Recorded data
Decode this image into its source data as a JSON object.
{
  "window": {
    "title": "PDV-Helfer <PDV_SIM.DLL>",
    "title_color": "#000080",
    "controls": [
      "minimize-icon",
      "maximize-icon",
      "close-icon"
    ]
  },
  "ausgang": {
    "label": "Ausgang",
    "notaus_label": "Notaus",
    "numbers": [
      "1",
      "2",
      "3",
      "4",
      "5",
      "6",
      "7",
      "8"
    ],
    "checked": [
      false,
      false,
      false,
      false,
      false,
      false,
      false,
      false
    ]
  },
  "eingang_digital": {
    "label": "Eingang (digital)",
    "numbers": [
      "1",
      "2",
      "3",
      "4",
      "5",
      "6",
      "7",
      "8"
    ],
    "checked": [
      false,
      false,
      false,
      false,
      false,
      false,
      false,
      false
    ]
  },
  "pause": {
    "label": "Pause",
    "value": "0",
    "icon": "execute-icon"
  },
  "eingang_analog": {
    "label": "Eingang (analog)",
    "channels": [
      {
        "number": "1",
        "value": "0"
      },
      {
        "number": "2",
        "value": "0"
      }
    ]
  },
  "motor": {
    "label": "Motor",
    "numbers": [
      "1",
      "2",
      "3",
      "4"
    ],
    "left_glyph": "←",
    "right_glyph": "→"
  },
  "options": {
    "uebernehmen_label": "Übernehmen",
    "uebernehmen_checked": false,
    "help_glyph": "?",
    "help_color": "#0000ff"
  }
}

**PROBLEM DESCRIPTION:** Here, the records must be output exactly and in full.

**RESPONSE TO THIS EXERCISE:**
Decode this image into its source data as a JSON object.
{
  "window": {
    "title": "PDV-Helfer <PDV_SIM.DLL>",
    "title_color": "#000080",
    "controls": [
      "minimize-icon",
      "maximize-icon",
      "close-icon"
    ]
  },
  "ausgang": {
    "label": "Ausgang",
    "notaus_label": "Notaus",
    "numbers": [
      "1",
      "2",
      "3",
      "4",
      "5",
      "6",
      "7",
      "8"
    ],
    "checked": [
      false,
      false,
      false,
      false,
      false,
      false,
      false,
      false
    ]
  },
  "eingang_digital": {
    "label": "Eingang (digital)",
    "numbers": [
      "1",
      "2",
      "3",
      "4",
      "5",
      "6",
      "7",
      "8"
    ],
    "checked": [
      false,
      false,
      false,
      false,
      false,
      false,
      false,
      false
    ]
  },
  "pause": {
    "label": "Pause",
    "value": "0",
    "icon": "execute-icon"
  },
  "eingang_analog": {
    "label": "Eingang (analog)",
    "channels": [
      {
        "number": "1",
        "value": "0"
      },
      {
        "number": "2",
        "value": "0"
      }
    ]
  },
  "motor": {
    "label": "Motor",
    "numbers": [
      "1",
      "2",
      "3",
      "4"
    ],
    "left_glyph": "←",
    "right_glyph": "→"
  },
  "options": {
    "uebernehmen_label": "Übernehmen",
    "uebernehmen_checked": false,
    "help_glyph": "?",
    "help_color": "#0000ff"
  }
}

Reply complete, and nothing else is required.